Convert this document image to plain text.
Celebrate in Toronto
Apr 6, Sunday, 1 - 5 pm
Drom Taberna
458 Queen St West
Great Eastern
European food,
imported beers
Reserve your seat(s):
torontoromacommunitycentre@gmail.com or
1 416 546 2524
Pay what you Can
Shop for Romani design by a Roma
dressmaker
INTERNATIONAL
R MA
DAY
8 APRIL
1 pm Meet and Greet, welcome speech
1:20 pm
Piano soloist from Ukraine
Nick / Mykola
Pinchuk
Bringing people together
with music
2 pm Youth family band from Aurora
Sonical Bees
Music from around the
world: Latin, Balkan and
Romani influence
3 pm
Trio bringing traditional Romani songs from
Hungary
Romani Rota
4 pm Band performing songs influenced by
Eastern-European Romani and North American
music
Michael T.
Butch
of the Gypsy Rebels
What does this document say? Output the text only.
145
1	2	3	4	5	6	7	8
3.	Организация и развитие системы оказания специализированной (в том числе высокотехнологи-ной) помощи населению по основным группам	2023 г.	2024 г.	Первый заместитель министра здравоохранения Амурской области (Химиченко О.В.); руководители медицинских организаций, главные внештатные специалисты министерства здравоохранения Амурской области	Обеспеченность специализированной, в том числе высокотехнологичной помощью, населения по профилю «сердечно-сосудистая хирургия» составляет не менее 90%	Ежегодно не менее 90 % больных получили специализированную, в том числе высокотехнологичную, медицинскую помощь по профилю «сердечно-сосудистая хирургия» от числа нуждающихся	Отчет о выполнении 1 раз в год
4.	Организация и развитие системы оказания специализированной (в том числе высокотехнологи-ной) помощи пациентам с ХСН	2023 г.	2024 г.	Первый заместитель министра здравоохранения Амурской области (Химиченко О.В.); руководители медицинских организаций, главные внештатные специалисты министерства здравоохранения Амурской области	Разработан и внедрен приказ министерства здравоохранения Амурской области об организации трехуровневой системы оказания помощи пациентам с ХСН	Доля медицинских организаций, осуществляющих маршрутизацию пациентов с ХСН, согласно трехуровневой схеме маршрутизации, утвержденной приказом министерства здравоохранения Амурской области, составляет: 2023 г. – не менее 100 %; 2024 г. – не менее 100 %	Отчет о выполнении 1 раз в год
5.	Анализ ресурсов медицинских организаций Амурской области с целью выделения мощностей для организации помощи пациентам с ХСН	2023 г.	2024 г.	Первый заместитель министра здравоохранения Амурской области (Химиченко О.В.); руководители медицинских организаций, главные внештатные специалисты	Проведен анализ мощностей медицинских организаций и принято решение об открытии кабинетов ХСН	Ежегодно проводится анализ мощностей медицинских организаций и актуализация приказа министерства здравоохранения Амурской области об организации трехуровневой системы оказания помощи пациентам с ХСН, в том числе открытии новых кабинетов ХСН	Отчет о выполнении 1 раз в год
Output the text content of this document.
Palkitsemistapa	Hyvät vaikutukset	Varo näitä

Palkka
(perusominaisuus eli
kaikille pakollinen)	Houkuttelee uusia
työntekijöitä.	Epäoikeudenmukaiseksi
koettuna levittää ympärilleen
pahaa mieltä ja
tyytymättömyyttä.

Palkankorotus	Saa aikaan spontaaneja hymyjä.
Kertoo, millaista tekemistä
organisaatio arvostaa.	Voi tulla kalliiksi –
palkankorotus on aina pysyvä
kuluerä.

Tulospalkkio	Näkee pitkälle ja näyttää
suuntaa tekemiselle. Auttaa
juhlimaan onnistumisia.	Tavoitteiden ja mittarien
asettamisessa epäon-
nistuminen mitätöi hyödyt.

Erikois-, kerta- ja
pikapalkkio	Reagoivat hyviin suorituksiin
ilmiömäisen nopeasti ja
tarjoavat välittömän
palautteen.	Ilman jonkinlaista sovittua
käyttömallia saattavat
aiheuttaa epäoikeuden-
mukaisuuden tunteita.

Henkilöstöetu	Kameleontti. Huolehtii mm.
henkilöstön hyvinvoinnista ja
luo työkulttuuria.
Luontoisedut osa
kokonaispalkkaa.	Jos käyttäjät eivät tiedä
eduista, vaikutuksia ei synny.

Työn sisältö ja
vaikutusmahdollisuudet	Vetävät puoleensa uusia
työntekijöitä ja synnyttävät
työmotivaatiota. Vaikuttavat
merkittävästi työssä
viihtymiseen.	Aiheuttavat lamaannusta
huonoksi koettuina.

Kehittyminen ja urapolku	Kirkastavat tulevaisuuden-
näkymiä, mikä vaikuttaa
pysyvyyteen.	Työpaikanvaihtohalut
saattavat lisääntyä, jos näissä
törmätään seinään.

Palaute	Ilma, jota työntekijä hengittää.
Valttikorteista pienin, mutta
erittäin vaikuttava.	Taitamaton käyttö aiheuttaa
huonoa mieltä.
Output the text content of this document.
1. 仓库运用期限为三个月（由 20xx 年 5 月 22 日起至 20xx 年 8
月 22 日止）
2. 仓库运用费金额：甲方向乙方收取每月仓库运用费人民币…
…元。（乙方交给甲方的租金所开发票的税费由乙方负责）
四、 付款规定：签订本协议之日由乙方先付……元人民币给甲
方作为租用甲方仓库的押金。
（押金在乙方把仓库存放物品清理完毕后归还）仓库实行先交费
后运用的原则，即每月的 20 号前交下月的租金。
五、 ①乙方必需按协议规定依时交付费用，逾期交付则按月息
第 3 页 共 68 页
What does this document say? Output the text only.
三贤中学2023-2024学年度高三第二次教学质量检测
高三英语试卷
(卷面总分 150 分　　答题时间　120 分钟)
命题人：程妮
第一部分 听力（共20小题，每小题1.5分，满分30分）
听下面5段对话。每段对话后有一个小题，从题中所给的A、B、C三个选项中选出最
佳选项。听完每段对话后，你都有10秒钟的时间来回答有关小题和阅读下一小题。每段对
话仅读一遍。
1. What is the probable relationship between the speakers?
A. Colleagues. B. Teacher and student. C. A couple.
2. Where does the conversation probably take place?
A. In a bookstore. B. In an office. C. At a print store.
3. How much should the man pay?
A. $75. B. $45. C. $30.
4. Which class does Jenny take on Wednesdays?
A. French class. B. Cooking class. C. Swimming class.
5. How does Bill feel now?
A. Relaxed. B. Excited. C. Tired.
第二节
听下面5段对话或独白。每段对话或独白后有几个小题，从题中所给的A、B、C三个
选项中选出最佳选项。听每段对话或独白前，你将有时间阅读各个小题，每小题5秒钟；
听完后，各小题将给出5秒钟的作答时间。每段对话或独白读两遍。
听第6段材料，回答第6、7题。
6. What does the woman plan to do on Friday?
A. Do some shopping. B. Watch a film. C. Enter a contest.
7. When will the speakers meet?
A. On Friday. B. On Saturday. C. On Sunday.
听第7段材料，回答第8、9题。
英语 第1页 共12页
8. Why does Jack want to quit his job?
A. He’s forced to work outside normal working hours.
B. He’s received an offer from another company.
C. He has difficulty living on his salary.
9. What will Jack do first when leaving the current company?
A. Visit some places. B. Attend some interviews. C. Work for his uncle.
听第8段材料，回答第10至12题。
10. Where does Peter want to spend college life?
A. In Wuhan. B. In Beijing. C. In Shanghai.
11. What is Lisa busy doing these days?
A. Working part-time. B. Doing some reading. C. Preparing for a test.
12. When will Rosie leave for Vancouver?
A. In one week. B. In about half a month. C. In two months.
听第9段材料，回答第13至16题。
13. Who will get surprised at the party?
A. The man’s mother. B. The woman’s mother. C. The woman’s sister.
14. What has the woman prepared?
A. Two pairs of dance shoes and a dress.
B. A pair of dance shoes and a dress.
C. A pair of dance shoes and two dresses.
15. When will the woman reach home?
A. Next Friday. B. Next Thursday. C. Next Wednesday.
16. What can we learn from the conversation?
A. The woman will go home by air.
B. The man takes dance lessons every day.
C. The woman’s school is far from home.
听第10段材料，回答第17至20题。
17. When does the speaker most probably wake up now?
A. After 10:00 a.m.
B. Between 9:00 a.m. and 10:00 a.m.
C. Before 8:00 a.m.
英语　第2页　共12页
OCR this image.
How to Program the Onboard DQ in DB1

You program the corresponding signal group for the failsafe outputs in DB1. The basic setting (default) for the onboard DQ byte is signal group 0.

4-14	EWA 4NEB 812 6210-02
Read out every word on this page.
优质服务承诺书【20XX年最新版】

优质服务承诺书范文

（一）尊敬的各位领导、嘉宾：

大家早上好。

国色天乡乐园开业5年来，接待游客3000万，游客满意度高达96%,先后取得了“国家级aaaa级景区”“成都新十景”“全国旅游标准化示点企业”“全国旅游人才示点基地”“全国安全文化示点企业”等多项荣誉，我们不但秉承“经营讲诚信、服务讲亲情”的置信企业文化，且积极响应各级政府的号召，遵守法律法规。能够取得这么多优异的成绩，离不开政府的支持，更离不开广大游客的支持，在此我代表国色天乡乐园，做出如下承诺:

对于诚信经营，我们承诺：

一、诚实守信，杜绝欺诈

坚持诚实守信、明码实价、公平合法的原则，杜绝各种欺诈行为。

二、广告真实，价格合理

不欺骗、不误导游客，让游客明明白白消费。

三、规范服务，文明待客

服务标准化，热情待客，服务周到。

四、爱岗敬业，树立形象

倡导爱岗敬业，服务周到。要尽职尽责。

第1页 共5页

::::::::::

> [GIVEN REQUEST]
Copy out every line that includes the word "songs".

> [RESPONSE TO THIS EXERCISE]
Trio bringing traditional Romani songs from
4 pm Band performing songs influenced by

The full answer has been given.